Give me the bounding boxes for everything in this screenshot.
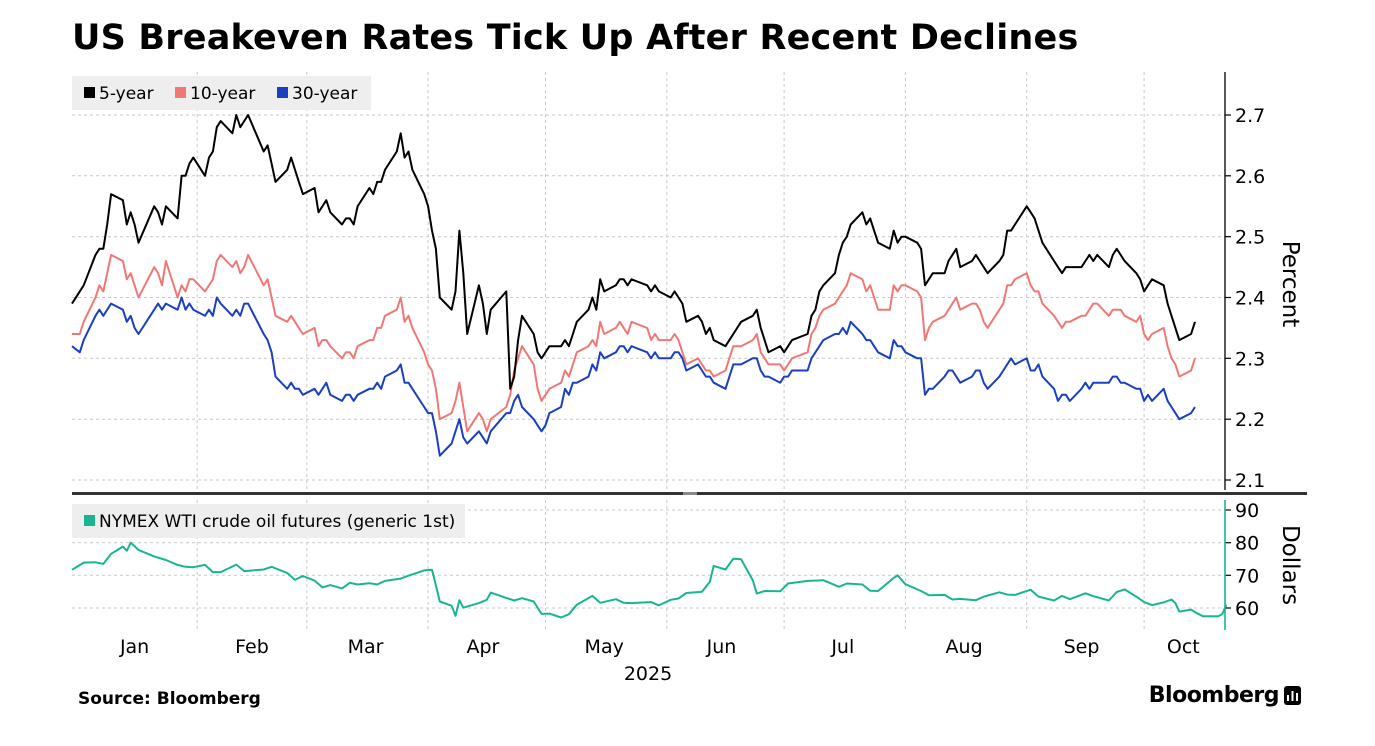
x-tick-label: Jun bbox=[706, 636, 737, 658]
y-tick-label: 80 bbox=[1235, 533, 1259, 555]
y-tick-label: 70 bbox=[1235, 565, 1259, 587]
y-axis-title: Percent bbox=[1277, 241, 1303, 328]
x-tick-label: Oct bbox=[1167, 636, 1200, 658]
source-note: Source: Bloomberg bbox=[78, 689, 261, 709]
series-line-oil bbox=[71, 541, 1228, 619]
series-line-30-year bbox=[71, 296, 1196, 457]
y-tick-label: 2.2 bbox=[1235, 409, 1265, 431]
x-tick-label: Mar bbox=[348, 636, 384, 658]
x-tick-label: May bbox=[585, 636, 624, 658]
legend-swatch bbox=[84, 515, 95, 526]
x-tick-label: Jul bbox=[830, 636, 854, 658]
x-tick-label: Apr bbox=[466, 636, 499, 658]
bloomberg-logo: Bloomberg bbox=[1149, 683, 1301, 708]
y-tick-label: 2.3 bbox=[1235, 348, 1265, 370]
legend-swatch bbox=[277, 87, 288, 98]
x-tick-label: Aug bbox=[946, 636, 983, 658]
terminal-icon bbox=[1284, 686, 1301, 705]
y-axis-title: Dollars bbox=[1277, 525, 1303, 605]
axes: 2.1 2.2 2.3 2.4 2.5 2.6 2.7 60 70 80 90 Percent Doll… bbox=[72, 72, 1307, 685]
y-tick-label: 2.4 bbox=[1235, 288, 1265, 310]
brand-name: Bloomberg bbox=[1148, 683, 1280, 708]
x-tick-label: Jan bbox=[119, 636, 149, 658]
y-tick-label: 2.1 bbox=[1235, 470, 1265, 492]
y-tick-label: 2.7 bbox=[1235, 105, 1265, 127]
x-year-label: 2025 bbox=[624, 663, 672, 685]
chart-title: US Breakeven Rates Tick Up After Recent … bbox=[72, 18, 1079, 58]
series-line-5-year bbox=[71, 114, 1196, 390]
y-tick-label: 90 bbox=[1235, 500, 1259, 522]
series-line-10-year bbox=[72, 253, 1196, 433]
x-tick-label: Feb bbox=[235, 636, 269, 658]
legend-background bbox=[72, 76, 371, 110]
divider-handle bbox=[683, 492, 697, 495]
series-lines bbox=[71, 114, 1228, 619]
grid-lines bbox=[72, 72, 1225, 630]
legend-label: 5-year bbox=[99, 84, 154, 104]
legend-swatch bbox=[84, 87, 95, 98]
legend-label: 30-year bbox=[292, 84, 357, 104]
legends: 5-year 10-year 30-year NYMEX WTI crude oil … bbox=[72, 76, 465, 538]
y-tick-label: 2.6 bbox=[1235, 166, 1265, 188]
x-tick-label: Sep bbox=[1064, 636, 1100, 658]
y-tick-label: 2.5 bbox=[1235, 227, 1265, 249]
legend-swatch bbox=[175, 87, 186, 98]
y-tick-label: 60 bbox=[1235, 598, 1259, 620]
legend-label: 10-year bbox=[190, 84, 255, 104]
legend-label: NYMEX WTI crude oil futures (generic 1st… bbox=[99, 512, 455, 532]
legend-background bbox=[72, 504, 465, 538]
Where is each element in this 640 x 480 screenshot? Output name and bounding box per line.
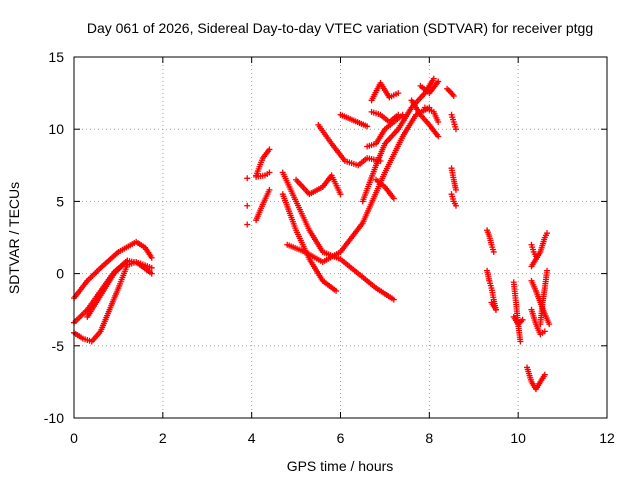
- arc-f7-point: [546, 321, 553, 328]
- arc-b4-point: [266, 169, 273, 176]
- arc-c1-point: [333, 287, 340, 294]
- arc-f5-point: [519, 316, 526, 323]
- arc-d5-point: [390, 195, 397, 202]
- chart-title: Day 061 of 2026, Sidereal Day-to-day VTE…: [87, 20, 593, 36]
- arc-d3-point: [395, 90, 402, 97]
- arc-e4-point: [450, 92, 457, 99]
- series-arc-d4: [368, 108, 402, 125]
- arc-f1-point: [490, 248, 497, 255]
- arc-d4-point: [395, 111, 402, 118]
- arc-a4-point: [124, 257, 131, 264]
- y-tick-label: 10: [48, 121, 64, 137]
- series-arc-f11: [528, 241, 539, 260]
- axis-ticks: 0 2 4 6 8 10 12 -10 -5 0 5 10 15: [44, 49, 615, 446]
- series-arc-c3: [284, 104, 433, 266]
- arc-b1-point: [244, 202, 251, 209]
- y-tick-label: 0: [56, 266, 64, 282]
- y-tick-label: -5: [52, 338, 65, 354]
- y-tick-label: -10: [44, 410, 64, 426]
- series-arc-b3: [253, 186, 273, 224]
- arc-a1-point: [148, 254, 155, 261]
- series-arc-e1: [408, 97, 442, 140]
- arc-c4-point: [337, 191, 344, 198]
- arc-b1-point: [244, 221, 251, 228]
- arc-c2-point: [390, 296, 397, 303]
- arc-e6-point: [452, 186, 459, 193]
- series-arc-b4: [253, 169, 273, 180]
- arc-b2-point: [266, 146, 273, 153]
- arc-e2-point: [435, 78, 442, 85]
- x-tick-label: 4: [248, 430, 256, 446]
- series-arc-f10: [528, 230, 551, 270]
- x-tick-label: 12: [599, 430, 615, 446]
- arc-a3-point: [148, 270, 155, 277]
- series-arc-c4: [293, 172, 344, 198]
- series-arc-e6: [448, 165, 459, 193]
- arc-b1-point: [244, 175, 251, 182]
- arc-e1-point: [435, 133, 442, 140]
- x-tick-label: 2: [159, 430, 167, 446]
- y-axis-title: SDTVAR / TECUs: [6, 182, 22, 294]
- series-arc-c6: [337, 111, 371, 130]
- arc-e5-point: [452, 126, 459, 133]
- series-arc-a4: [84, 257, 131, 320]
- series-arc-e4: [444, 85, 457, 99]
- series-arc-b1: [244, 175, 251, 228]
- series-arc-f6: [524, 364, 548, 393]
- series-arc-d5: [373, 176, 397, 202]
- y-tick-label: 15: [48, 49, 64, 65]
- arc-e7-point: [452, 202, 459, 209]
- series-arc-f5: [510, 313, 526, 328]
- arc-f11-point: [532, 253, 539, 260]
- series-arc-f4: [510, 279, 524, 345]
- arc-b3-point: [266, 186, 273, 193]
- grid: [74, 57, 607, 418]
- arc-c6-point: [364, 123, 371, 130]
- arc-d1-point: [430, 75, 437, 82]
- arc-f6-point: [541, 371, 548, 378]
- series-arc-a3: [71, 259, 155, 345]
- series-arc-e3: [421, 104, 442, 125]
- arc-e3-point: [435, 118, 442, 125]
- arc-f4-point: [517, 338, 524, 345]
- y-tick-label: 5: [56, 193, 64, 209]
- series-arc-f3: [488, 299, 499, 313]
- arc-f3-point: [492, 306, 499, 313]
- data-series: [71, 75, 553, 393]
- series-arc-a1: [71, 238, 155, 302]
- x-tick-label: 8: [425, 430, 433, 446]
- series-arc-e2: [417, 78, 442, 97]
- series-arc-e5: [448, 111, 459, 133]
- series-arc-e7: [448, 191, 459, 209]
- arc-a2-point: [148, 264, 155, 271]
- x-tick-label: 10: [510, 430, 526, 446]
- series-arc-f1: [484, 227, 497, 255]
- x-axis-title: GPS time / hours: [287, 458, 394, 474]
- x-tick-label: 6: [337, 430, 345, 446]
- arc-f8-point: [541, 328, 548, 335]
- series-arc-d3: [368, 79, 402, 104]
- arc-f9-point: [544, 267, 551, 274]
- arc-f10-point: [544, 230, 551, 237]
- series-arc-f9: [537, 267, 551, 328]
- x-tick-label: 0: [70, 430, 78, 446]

(EXERCISE REQUIREMENTS)
Present every line of the material above as a Markdown table with the columns Row and Material line, numbering the rows in order. Leave out blank lines and the picture lines.

(FINISHED ANSWER)
| Row | Material line |
|---|---|
| 1 | Give me the bounding boxes for everything in this screenshot. |
| 2 | x-tick-label: Jun bbox=[706, 636, 737, 658] |
| 3 | y-tick-label: 80 bbox=[1235, 533, 1259, 555] |
| 4 | y-tick-label: 70 bbox=[1235, 565, 1259, 587] |
| 5 | y-axis-title: Percent bbox=[1277, 241, 1303, 328] |
| 6 | x-tick-label: Oct bbox=[1167, 636, 1200, 658] |
| 7 | source-note: Source: Bloomberg bbox=[78, 689, 261, 709] |
| 8 | series-line-oil bbox=[71, 541, 1228, 619] |
| 9 | series-line-30-year bbox=[71, 296, 1196, 457] |
| 10 | y-tick-label: 2.2 bbox=[1235, 409, 1265, 431] |
| 11 | x-tick-label: Mar bbox=[348, 636, 384, 658] |
| 12 | x-tick-label: May bbox=[585, 636, 624, 658] |
| 13 | legend-swatch bbox=[84, 515, 95, 526] |
| 14 | x-tick-label: Jul bbox=[830, 636, 854, 658] |
| 15 | x-tick-label: Apr bbox=[466, 636, 499, 658] |
| 16 | bloomberg-logo: Bloomberg bbox=[1149, 683, 1301, 708] |
| 17 | y-tick-label: 2.3 bbox=[1235, 348, 1265, 370] |
| 18 | legend-swatch bbox=[277, 87, 288, 98] |
| 19 | x-tick-label: Aug bbox=[946, 636, 983, 658] |
| 20 | terminal-icon bbox=[1284, 686, 1301, 705] |
| 21 | y-axis-title: Dollars bbox=[1277, 525, 1303, 605] |
| 22 | axes: 2.1 2.2 2.3 2.4 2.5 2.6 2.7 60 70 80 90 Percent Doll… bbox=[72, 72, 1307, 685] |
| 23 | y-tick-label: 2.4 bbox=[1235, 288, 1265, 310] |
| 24 | brand-name: Bloomberg bbox=[1148, 683, 1280, 708] |
| 25 | x-tick-label: Jan bbox=[119, 636, 149, 658] |
| 26 | y-tick-label: 2.1 bbox=[1235, 470, 1265, 492] |
| 27 | y-tick-label: 2.7 bbox=[1235, 105, 1265, 127] |
| 28 | x-year-label: 2025 bbox=[624, 663, 672, 685] |
| 29 | chart-title: US Breakeven Rates Tick Up After Recent … bbox=[72, 18, 1079, 58] |
| 30 | series-line-5-year bbox=[71, 114, 1196, 390] |
| 31 | y-tick-label: 90 bbox=[1235, 500, 1259, 522] |
| 32 | series-line-10-year bbox=[72, 253, 1196, 433] |
| 33 | x-tick-label: Feb bbox=[235, 636, 269, 658] |
| 34 | legend-background bbox=[72, 76, 371, 110] |
| 35 | divider-handle bbox=[683, 492, 697, 495] |
| 36 | series-lines bbox=[71, 114, 1228, 619] |
| 37 | grid-lines bbox=[72, 72, 1225, 630] |
| 38 | legend-label: 5-year bbox=[99, 84, 154, 104] |
| 39 | legend-swatch bbox=[84, 87, 95, 98] |
| 40 | legend-label: 30-year bbox=[292, 84, 357, 104] |
| 41 | legends: 5-year 10-year 30-year NYMEX WTI crude oil … bbox=[72, 76, 465, 538] |
| 42 | y-tick-label: 2.6 bbox=[1235, 166, 1265, 188] |
| 43 | x-tick-label: Sep bbox=[1064, 636, 1100, 658] |
| 44 | y-tick-label: 2.5 bbox=[1235, 227, 1265, 249] |
| 45 | legend-swatch bbox=[175, 87, 186, 98] |
| 46 | y-tick-label: 60 bbox=[1235, 598, 1259, 620] |
| 47 | legend-label: 10-year bbox=[190, 84, 255, 104] |
| 48 | legend-label: NYMEX WTI crude oil futures (generic 1st… bbox=[99, 512, 455, 532] |
| 49 | legend-background bbox=[72, 504, 465, 538] |
| 50 | Where is each element in this 640 x 480 screenshot? Output name and bounding box per line. |
| 51 | - arc-f7-point: [546, 321, 553, 328] |
| 52 | - arc-b4-point: [266, 169, 273, 176] |
| 53 | - arc-c1-point: [333, 287, 340, 294] |
| 54 | - arc-f5-point: [519, 316, 526, 323] |
| 55 | - arc-d5-point: [390, 195, 397, 202] |
| 56 | - chart-title: Day 061 of 2026, Sidereal Day-to-day VTE…: [87, 20, 593, 36] |
| 57 | - arc-d3-point: [395, 90, 402, 97] |
| 58 | - arc-e4-point: [450, 92, 457, 99] |
| 59 | - series-arc-d4: [368, 108, 402, 125] |
| 60 | - arc-f1-point: [490, 248, 497, 255] |
| 61 | - arc-d4-point: [395, 111, 402, 118] |
| 62 | - arc-a4-point: [124, 257, 131, 264] |
| 63 | - y-tick-label: 10: [48, 121, 64, 137] |
| 64 | - series-arc-f11: [528, 241, 539, 260] |
| 65 | - axis-ticks: 0 2 4 6 8 10 12 -10 -5 0 5 10 15: [44, 49, 615, 446] |
| 66 | - series-arc-c3: [284, 104, 433, 266] |
| 67 | - arc-b1-point: [244, 202, 251, 209] |
| 68 | - y-tick-label: 0: [56, 266, 64, 282] |
| 69 | - y-tick-label: -5: [52, 338, 65, 354] |
| 70 | - y-tick-label: -10: [44, 410, 64, 426] |
| 71 | - series-arc-b3: [253, 186, 273, 224] |
| 72 | - arc-a1-point: [148, 254, 155, 261] |
| 73 | - series-arc-e1: [408, 97, 442, 140] |
| 74 | - arc-c4-point: [337, 191, 344, 198] |
| 75 | - arc-b1-point: [244, 221, 251, 228] |
| 76 | - arc-c2-point: [390, 296, 397, 303] |
| 77 | - arc-e6-point: [452, 186, 459, 193] |
| 78 | - series-arc-b4: [253, 169, 273, 180] |
| 79 | - arc-b2-point: [266, 146, 273, 153] |
| 80 | - arc-e2-point: [435, 78, 442, 85] |
| 81 | - x-tick-label: 4: [248, 430, 256, 446] |
| 82 | - series-arc-f10: [528, 230, 551, 270] |
| 83 | - x-tick-label: 12: [599, 430, 615, 446] |
| 84 | - arc-a3-point: [148, 270, 155, 277] |
| 85 | - series-arc-c4: [293, 172, 344, 198] |
| 86 | - series-arc-e6: [448, 165, 459, 193] |
| 87 | - arc-b1-point: [244, 175, 251, 182] |
| 88 | - arc-e1-point: [435, 133, 442, 140] |
| 89 | - x-tick-label: 2: [159, 430, 167, 446] |
| 90 | - y-axis-title: SDTVAR / TECUs: [6, 182, 22, 294] |
| 91 | - series-arc-c6: [337, 111, 371, 130] |
| 92 | - arc-e5-point: [452, 126, 459, 133] |
| 93 | - series-arc-a4: [84, 257, 131, 320] |
| 94 | - series-arc-e4: [444, 85, 457, 99] |
| 95 | - series-arc-b1: [244, 175, 251, 228] |
| 96 | - series-arc-f6: [524, 364, 548, 393] |
| 97 | - series-arc-d5: [373, 176, 397, 202] |
| 98 | - y-tick-label: 15: [48, 49, 64, 65] |
| 99 | - arc-e7-point: [452, 202, 459, 209] |
| 100 | - series-arc-f5: [510, 313, 526, 328] |
| 101 | - arc-f11-point: [532, 253, 539, 260] |
| 102 | - series-arc-f4: [510, 279, 524, 345] |
| 103 | - arc-b3-point: [266, 186, 273, 193] |
| 104 | - grid: [74, 57, 607, 418] |
| 105 | - arc-c6-point: [364, 123, 371, 130] |
| 106 | - arc-d1-point: [430, 75, 437, 82] |
| 107 | - arc-f6-point: [541, 371, 548, 378] |
| 108 | - series-arc-a3: [71, 259, 155, 345] |
| 109 | - series-arc-e3: [421, 104, 442, 125] |
| 110 | - arc-e3-point: [435, 118, 442, 125] |
| 111 | - arc-f4-point: [517, 338, 524, 345] |
| 112 | - y-tick-label: 5: [56, 193, 64, 209] |
| 113 | - series-arc-f3: [488, 299, 499, 313] |
| 114 | - arc-f3-point: [492, 306, 499, 313] |
| 115 | - data-series: [71, 75, 553, 393] |
| 116 | - series-arc-a1: [71, 238, 155, 302] |
| 117 | - x-tick-label: 8: [425, 430, 433, 446] |
| 118 | - series-arc-e2: [417, 78, 442, 97] |
| 119 | - series-arc-e5: [448, 111, 459, 133] |
| 120 | - series-arc-e7: [448, 191, 459, 209] |
| 121 | - arc-a2-point: [148, 264, 155, 271] |
| 122 | - x-tick-label: 10: [510, 430, 526, 446] |
| 123 | - series-arc-f1: [484, 227, 497, 255] |
| 124 | - x-axis-title: GPS time / hours: [287, 458, 394, 474] |
| 125 | - x-tick-label: 6: [337, 430, 345, 446] |
| 126 | - arc-f8-point: [541, 328, 548, 335] |
| 127 | - series-arc-d3: [368, 79, 402, 104] |
| 128 | - arc-f9-point: [544, 267, 551, 274] |
| 129 | - arc-f10-point: [544, 230, 551, 237] |
| 130 | - series-arc-f9: [537, 267, 551, 328] |
| 131 | - x-tick-label: 0: [70, 430, 78, 446] |